— BEGIN EXTRACTED RECORDS —

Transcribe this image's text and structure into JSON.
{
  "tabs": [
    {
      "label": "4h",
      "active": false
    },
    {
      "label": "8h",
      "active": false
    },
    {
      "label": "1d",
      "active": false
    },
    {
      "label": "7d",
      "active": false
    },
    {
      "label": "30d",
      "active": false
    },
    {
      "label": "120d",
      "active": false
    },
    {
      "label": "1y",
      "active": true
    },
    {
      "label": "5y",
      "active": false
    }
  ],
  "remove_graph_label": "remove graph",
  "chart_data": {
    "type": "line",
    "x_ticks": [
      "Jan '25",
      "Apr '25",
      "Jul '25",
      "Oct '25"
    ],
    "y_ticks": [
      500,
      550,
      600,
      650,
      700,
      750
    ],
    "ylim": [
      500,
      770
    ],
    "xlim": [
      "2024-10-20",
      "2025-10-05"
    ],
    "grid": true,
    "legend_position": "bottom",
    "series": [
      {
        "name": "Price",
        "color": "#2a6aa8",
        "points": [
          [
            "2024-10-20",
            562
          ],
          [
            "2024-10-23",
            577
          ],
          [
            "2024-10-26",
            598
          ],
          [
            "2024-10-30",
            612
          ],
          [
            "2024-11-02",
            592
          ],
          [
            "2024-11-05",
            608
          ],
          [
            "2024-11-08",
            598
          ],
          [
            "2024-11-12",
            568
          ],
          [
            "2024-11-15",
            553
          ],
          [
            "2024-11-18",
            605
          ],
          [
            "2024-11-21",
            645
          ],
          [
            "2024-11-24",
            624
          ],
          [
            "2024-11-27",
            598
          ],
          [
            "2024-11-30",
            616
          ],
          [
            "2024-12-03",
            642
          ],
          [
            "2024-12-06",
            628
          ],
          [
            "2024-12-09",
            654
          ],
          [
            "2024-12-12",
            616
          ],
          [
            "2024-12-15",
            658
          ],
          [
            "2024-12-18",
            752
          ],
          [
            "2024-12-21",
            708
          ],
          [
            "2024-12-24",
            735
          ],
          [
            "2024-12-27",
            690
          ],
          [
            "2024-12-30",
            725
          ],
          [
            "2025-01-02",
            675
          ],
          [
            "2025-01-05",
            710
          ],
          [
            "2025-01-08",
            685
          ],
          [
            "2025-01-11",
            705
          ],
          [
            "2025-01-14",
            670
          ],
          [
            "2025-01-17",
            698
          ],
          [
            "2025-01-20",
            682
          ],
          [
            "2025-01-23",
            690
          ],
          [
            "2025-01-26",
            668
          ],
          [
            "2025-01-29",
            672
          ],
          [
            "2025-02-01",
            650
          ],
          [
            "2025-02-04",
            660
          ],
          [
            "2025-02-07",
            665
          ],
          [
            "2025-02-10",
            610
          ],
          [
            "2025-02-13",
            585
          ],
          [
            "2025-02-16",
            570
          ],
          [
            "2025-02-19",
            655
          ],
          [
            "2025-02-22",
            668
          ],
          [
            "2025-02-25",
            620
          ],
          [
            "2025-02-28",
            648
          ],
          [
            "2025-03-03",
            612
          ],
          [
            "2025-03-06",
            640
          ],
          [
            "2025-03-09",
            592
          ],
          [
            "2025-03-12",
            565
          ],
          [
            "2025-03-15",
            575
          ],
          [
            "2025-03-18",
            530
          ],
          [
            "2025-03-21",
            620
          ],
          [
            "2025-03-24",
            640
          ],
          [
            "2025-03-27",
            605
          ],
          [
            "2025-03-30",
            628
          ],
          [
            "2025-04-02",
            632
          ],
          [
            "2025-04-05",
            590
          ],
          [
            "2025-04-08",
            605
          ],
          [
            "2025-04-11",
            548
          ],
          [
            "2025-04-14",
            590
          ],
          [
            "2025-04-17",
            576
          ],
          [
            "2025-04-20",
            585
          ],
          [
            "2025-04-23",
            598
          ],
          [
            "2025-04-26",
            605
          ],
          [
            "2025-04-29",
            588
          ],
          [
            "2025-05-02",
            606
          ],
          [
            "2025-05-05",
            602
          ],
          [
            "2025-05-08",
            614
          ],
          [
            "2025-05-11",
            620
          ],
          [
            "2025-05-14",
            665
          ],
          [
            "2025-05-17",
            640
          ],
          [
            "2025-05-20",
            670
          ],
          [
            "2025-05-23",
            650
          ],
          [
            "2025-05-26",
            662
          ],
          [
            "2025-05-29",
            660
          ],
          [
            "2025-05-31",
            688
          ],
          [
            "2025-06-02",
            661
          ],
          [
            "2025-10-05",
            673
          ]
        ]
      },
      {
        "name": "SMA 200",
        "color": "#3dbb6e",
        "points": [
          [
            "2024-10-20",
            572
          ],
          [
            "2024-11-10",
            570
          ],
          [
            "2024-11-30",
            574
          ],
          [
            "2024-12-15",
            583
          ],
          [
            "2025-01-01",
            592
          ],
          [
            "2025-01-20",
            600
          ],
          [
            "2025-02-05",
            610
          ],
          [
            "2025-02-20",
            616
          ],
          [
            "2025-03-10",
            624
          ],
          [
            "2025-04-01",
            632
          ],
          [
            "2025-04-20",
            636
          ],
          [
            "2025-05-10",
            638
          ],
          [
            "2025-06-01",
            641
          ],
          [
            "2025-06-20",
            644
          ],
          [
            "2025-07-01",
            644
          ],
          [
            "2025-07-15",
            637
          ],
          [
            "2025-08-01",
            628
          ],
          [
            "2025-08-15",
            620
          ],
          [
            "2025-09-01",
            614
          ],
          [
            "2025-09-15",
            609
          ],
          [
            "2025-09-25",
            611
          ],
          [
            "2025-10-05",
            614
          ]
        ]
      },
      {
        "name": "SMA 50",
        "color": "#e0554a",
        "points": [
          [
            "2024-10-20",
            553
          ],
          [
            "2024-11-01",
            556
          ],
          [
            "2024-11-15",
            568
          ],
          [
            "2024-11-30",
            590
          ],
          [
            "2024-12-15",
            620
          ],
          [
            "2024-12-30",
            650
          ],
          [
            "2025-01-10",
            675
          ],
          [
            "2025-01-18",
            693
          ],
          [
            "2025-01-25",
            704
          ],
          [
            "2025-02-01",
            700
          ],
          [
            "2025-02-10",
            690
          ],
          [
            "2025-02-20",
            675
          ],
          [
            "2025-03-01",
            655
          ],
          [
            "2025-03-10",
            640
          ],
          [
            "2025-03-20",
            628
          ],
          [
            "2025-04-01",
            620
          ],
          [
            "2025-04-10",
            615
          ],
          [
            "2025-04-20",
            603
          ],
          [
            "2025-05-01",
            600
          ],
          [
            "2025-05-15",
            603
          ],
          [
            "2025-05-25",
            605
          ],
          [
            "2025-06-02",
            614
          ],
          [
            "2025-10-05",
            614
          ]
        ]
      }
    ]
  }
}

— END EXTRACTED RECORDS —

WHAT YOU NEED TO DO —
Go back to the listing above and please repeat it exactly.

WRITTEN RESPONSE —
Transcribe this image's text and structure into JSON.
{
  "tabs": [
    {
      "label": "4h",
      "active": false
    },
    {
      "label": "8h",
      "active": false
    },
    {
      "label": "1d",
      "active": false
    },
    {
      "label": "7d",
      "active": false
    },
    {
      "label": "30d",
      "active": false
    },
    {
      "label": "120d",
      "active": false
    },
    {
      "label": "1y",
      "active": true
    },
    {
      "label": "5y",
      "active": false
    }
  ],
  "remove_graph_label": "remove graph",
  "chart_data": {
    "type": "line",
    "x_ticks": [
      "Jan '25",
      "Apr '25",
      "Jul '25",
      "Oct '25"
    ],
    "y_ticks": [
      500,
      550,
      600,
      650,
      700,
      750
    ],
    "ylim": [
      500,
      770
    ],
    "xlim": [
      "2024-10-20",
      "2025-10-05"
    ],
    "grid": true,
    "legend_position": "bottom",
    "series": [
      {
        "name": "Price",
        "color": "#2a6aa8",
        "points": [
          [
            "2024-10-20",
            562
          ],
          [
            "2024-10-23",
            577
          ],
          [
            "2024-10-26",
            598
          ],
          [
            "2024-10-30",
            612
          ],
          [
            "2024-11-02",
            592
          ],
          [
            "2024-11-05",
            608
          ],
          [
            "2024-11-08",
            598
          ],
          [
            "2024-11-12",
            568
          ],
          [
            "2024-11-15",
            553
          ],
          [
            "2024-11-18",
            605
          ],
          [
            "2024-11-21",
            645
          ],
          [
            "2024-11-24",
            624
          ],
          [
            "2024-11-27",
            598
          ],
          [
            "2024-11-30",
            616
          ],
          [
            "2024-12-03",
            642
          ],
          [
            "2024-12-06",
            628
          ],
          [
            "2024-12-09",
            654
          ],
          [
            "2024-12-12",
            616
          ],
          [
            "2024-12-15",
            658
          ],
          [
            "2024-12-18",
            752
          ],
          [
            "2024-12-21",
            708
          ],
          [
            "2024-12-24",
            735
          ],
          [
            "2024-12-27",
            690
          ],
          [
            "2024-12-30",
            725
          ],
          [
            "2025-01-02",
            675
          ],
          [
            "2025-01-05",
            710
          ],
          [
            "2025-01-08",
            685
          ],
          [
            "2025-01-11",
            705
          ],
          [
            "2025-01-14",
            670
          ],
          [
            "2025-01-17",
            698
          ],
          [
            "2025-01-20",
            682
          ],
          [
            "2025-01-23",
            690
          ],
          [
            "2025-01-26",
            668
          ],
          [
            "2025-01-29",
            672
          ],
          [
            "2025-02-01",
            650
          ],
          [
            "2025-02-04",
            660
          ],
          [
            "2025-02-07",
            665
          ],
          [
            "2025-02-10",
            610
          ],
          [
            "2025-02-13",
            585
          ],
          [
            "2025-02-16",
            570
          ],
          [
            "2025-02-19",
            655
          ],
          [
            "2025-02-22",
            668
          ],
          [
            "2025-02-25",
            620
          ],
          [
            "2025-02-28",
            648
          ],
          [
            "2025-03-03",
            612
          ],
          [
            "2025-03-06",
            640
          ],
          [
            "2025-03-09",
            592
          ],
          [
            "2025-03-12",
            565
          ],
          [
            "2025-03-15",
            575
          ],
          [
            "2025-03-18",
            530
          ],
          [
            "2025-03-21",
            620
          ],
          [
            "2025-03-24",
            640
          ],
          [
            "2025-03-27",
            605
          ],
          [
            "2025-03-30",
            628
          ],
          [
            "2025-04-02",
            632
          ],
          [
            "2025-04-05",
            590
          ],
          [
            "2025-04-08",
            605
          ],
          [
            "2025-04-11",
            548
          ],
          [
            "2025-04-14",
            590
          ],
          [
            "2025-04-17",
            576
          ],
          [
            "2025-04-20",
            585
          ],
          [
            "2025-04-23",
            598
          ],
          [
            "2025-04-26",
            605
          ],
          [
            "2025-04-29",
            588
          ],
          [
            "2025-05-02",
            606
          ],
          [
            "2025-05-05",
            602
          ],
          [
            "2025-05-08",
            614
          ],
          [
            "2025-05-11",
            620
          ],
          [
            "2025-05-14",
            665
          ],
          [
            "2025-05-17",
            640
          ],
          [
            "2025-05-20",
            670
          ],
          [
            "2025-05-23",
            650
          ],
          [
            "2025-05-26",
            662
          ],
          [
            "2025-05-29",
            660
          ],
          [
            "2025-05-31",
            688
          ],
          [
            "2025-06-02",
            661
          ],
          [
            "2025-10-05",
            673
          ]
        ]
      },
      {
        "name": "SMA 200",
        "color": "#3dbb6e",
        "points": [
          [
            "2024-10-20",
            572
          ],
          [
            "2024-11-10",
            570
          ],
          [
            "2024-11-30",
            574
          ],
          [
            "2024-12-15",
            583
          ],
          [
            "2025-01-01",
            592
          ],
          [
            "2025-01-20",
            600
          ],
          [
            "2025-02-05",
            610
          ],
          [
            "2025-02-20",
            616
          ],
          [
            "2025-03-10",
            624
          ],
          [
            "2025-04-01",
            632
          ],
          [
            "2025-04-20",
            636
          ],
          [
            "2025-05-10",
            638
          ],
          [
            "2025-06-01",
            641
          ],
          [
            "2025-06-20",
            644
          ],
          [
            "2025-07-01",
            644
          ],
          [
            "2025-07-15",
            637
          ],
          [
            "2025-08-01",
            628
          ],
          [
            "2025-08-15",
            620
          ],
          [
            "2025-09-01",
            614
          ],
          [
            "2025-09-15",
            609
          ],
          [
            "2025-09-25",
            611
          ],
          [
            "2025-10-05",
            614
          ]
        ]
      },
      {
        "name": "SMA 50",
        "color": "#e0554a",
        "points": [
          [
            "2024-10-20",
            553
          ],
          [
            "2024-11-01",
            556
          ],
          [
            "2024-11-15",
            568
          ],
          [
            "2024-11-30",
            590
          ],
          [
            "2024-12-15",
            620
          ],
          [
            "2024-12-30",
            650
          ],
          [
            "2025-01-10",
            675
          ],
          [
            "2025-01-18",
            693
          ],
          [
            "2025-01-25",
            704
          ],
          [
            "2025-02-01",
            700
          ],
          [
            "2025-02-10",
            690
          ],
          [
            "2025-02-20",
            675
          ],
          [
            "2025-03-01",
            655
          ],
          [
            "2025-03-10",
            640
          ],
          [
            "2025-03-20",
            628
          ],
          [
            "2025-04-01",
            620
          ],
          [
            "2025-04-10",
            615
          ],
          [
            "2025-04-20",
            603
          ],
          [
            "2025-05-01",
            600
          ],
          [
            "2025-05-15",
            603
          ],
          [
            "2025-05-25",
            605
          ],
          [
            "2025-06-02",
            614
          ],
          [
            "2025-10-05",
            614
          ]
        ]
      }
    ]
  }
}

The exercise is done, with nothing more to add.